YOUR TASK -
Copy out the listing in full, exactly as written, but not its pictures.

··········

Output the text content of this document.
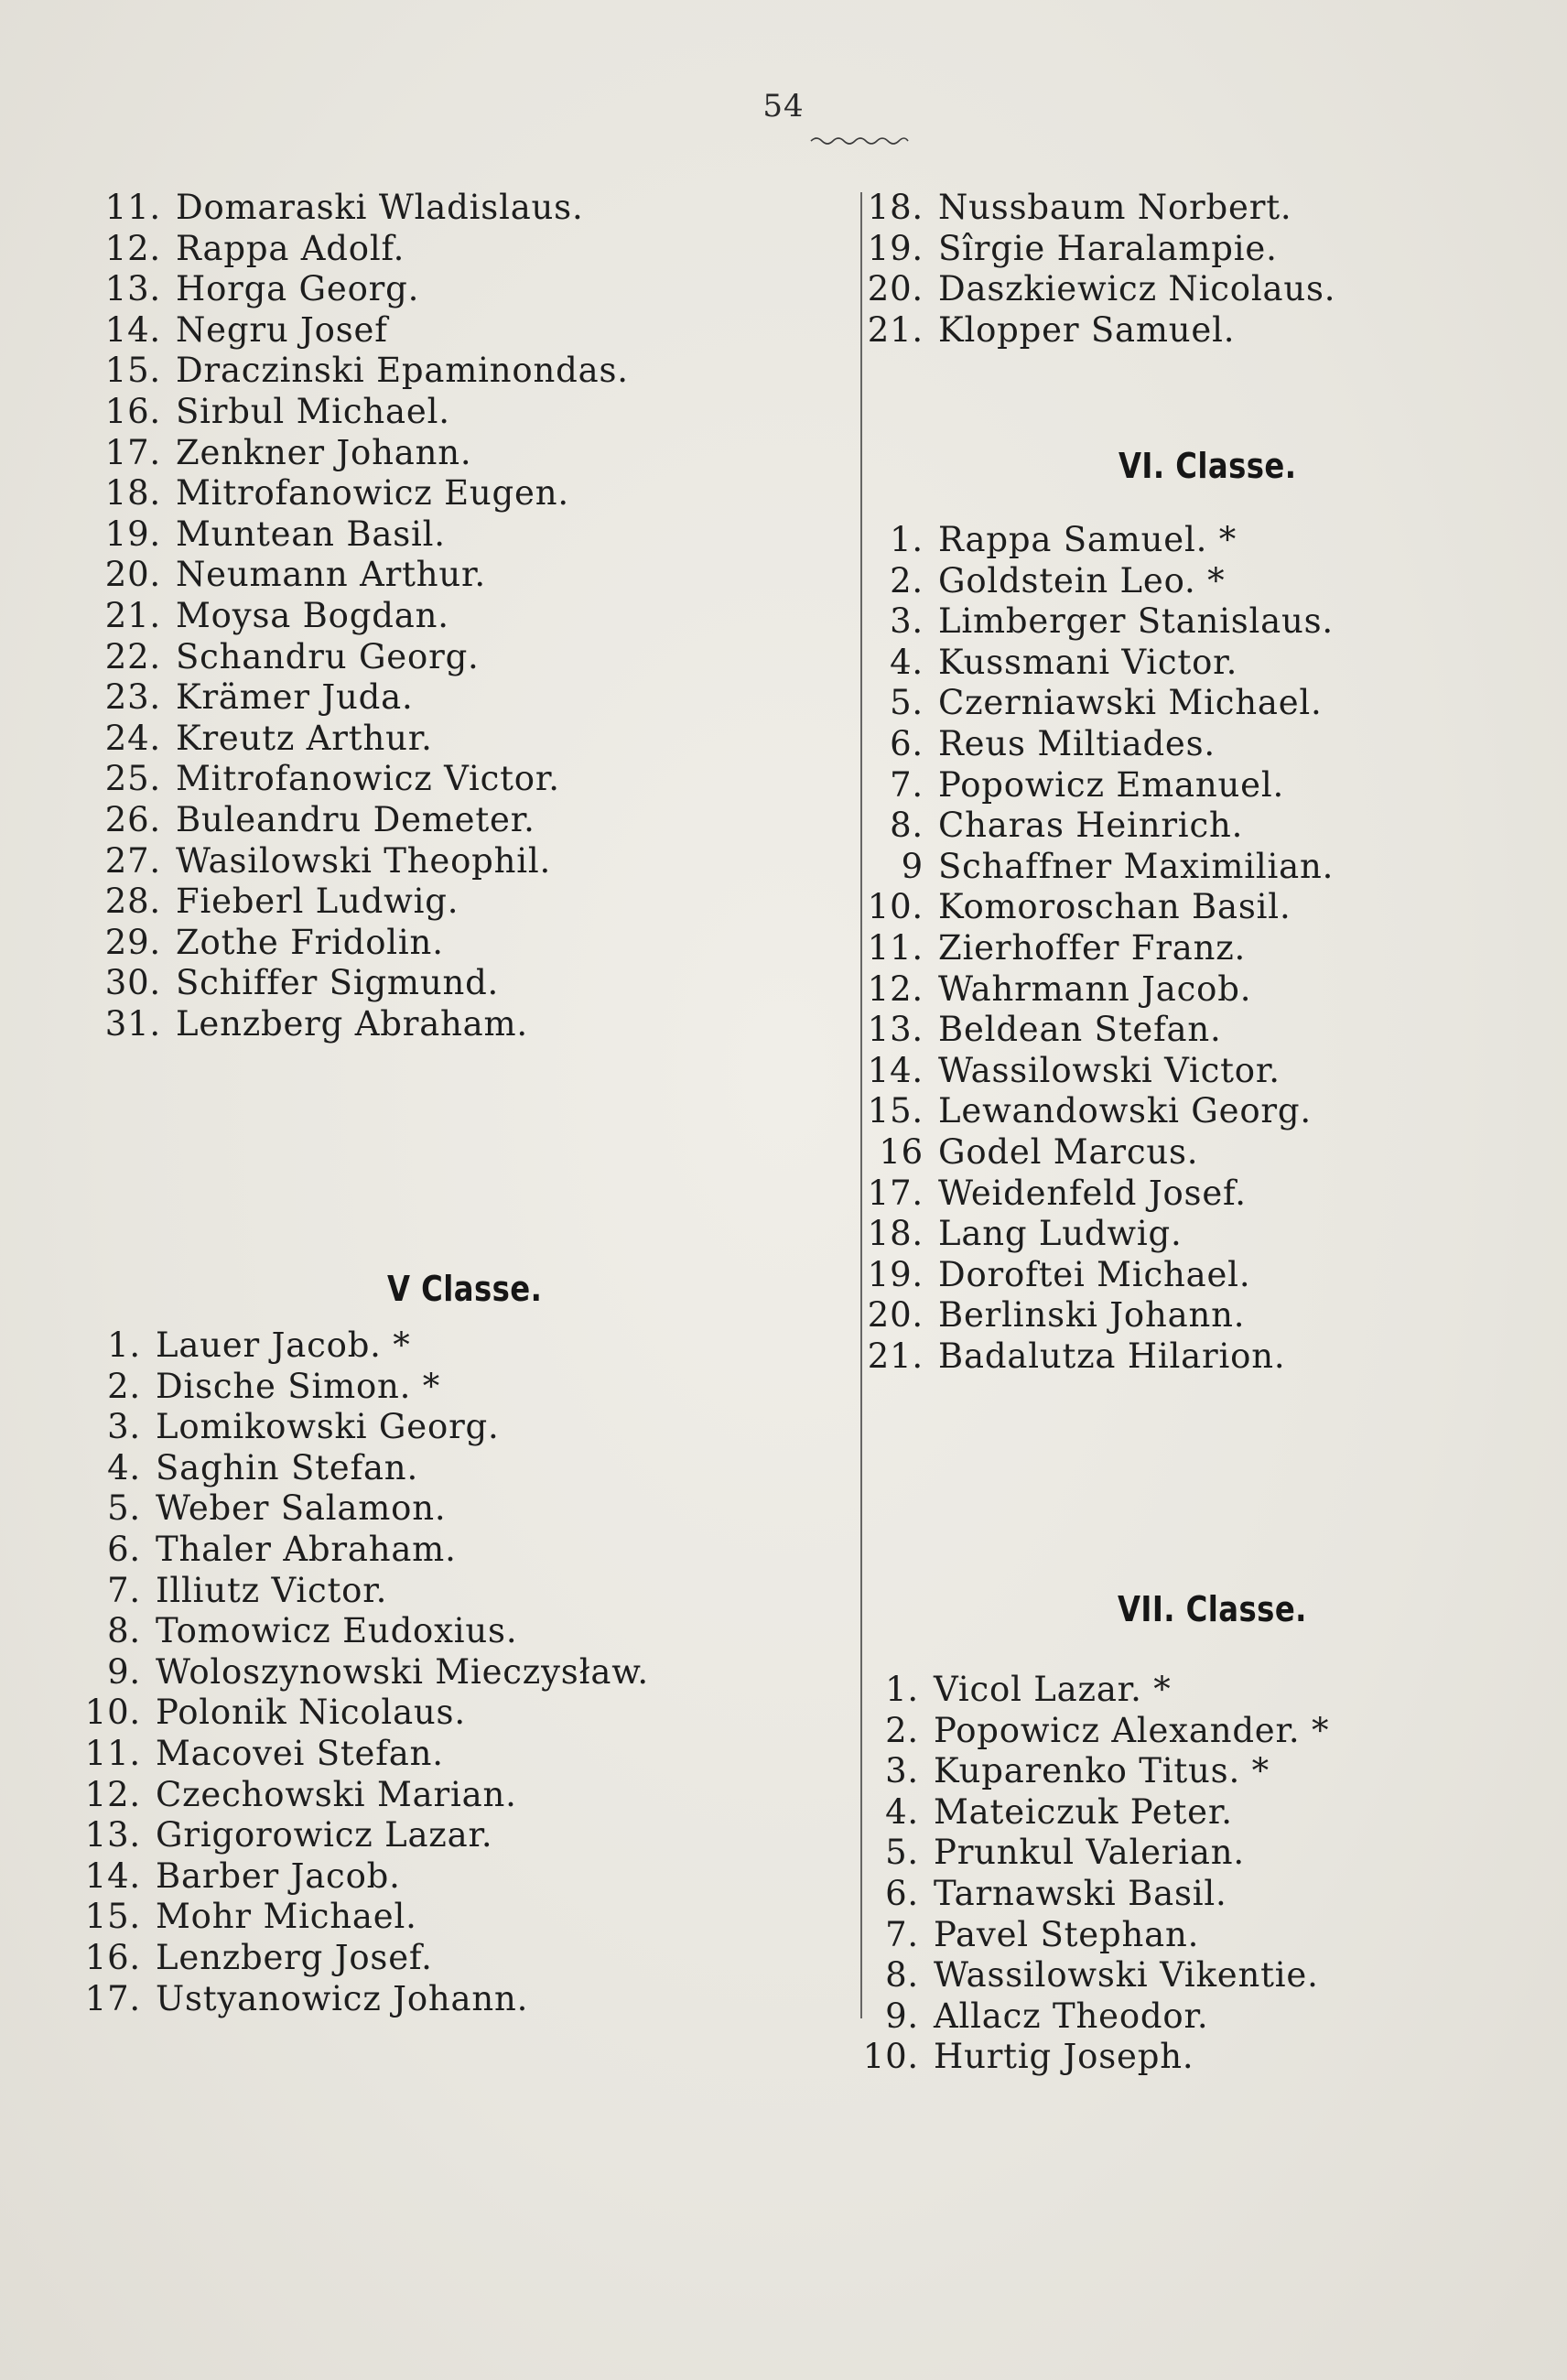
54
11. Domaraski Wladislaus.
12. Rappa Adolf.
13. Horga Georg.
14. Negru Josef
15. Draczinski Epaminondas.
16. Sirbul Michael.
17. Zenkner Johann.
18. Mitrofanowicz Eugen.
19. Muntean Basil.
20. Neumann Arthur.
21. Moysa Bogdan.
22. Schandru Georg.
23. Krämer Juda.
24. Kreutz Arthur.
25. Mitrofanowicz Victor.
26. Buleandru Demeter.
27. Wasilowski Theophil.
28. Fieberl Ludwig.
29. Zothe Fridolin.
30. Schiffer Sigmund.
31. Lenzberg Abraham.
V Classe.
1. Lauer Jacob. *
2. Dische Simon. *
3. Lomikowski Georg.
4. Saghin Stefan.
5. Weber Salamon.
6. Thaler Abraham.
7. Illiutz Victor.
8. Tomowicz Eudoxius.
9. Woloszynowski Mieczysław.
10. Polonik Nicolaus.
11. Macovei Stefan.
12. Czechowski Marian.
13. Grigorowicz Lazar.
14. Barber Jacob.
15. Mohr Michael.
16. Lenzberg Josef.
17. Ustyanowicz Johann.
18. Nussbaum Norbert.
19. Sîrgie Haralampie.
20. Daszkiewicz Nicolaus.
21. Klopper Samuel.
VI. Classe.
1. Rappa Samuel. *
2. Goldstein Leo. *
3. Limberger Stanislaus.
4. Kussmani Victor.
5. Czerniawski Michael.
6. Reus Miltiades.
7. Popowicz Emanuel.
8. Charas Heinrich.
9 Schaffner Maximilian.
10. Komoroschan Basil.
11. Zierhoffer Franz.
12. Wahrmann Jacob.
13. Beldean Stefan.
14. Wassilowski Victor.
15. Lewandowski Georg.
16 Godel Marcus.
17. Weidenfeld Josef.
18. Lang Ludwig.
19. Doroftei Michael.
20. Berlinski Johann.
21. Badalutza Hilarion.
VII. Classe.
1. Vicol Lazar. *
2. Popowicz Alexander. *
3. Kuparenko Titus. *
4. Mateiczuk Peter.
5. Prunkul Valerian.
6. Tarnawski Basil.
7. Pavel Stephan.
8. Wassilowski Vikentie.
9. Allacz Theodor.
10. Hurtig Joseph.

··········

TASK OUTPUT -
Output the text content of this document.
54
11. Domaraski Wladislaus.
12. Rappa Adolf.
13. Horga Georg.
14. Negru Josef
15. Draczinski Epaminondas.
16. Sirbul Michael.
17. Zenkner Johann.
18. Mitrofanowicz Eugen.
19. Muntean Basil.
20. Neumann Arthur.
21. Moysa Bogdan.
22. Schandru Georg.
23. Krämer Juda.
24. Kreutz Arthur.
25. Mitrofanowicz Victor.
26. Buleandru Demeter.
27. Wasilowski Theophil.
28. Fieberl Ludwig.
29. Zothe Fridolin.
30. Schiffer Sigmund.
31. Lenzberg Abraham.
V Classe.
1. Lauer Jacob. *
2. Dische Simon. *
3. Lomikowski Georg.
4. Saghin Stefan.
5. Weber Salamon.
6. Thaler Abraham.
7. Illiutz Victor.
8. Tomowicz Eudoxius.
9. Woloszynowski Mieczysław.
10. Polonik Nicolaus.
11. Macovei Stefan.
12. Czechowski Marian.
13. Grigorowicz Lazar.
14. Barber Jacob.
15. Mohr Michael.
16. Lenzberg Josef.
17. Ustyanowicz Johann.
18. Nussbaum Norbert.
19. Sîrgie Haralampie.
20. Daszkiewicz Nicolaus.
21. Klopper Samuel.
VI. Classe.
1. Rappa Samuel. *
2. Goldstein Leo. *
3. Limberger Stanislaus.
4. Kussmani Victor.
5. Czerniawski Michael.
6. Reus Miltiades.
7. Popowicz Emanuel.
8. Charas Heinrich.
9 Schaffner Maximilian.
10. Komoroschan Basil.
11. Zierhoffer Franz.
12. Wahrmann Jacob.
13. Beldean Stefan.
14. Wassilowski Victor.
15. Lewandowski Georg.
16 Godel Marcus.
17. Weidenfeld Josef.
18. Lang Ludwig.
19. Doroftei Michael.
20. Berlinski Johann.
21. Badalutza Hilarion.
VII. Classe.
1. Vicol Lazar. *
2. Popowicz Alexander. *
3. Kuparenko Titus. *
4. Mateiczuk Peter.
5. Prunkul Valerian.
6. Tarnawski Basil.
7. Pavel Stephan.
8. Wassilowski Vikentie.
9. Allacz Theodor.
10. Hurtig Joseph.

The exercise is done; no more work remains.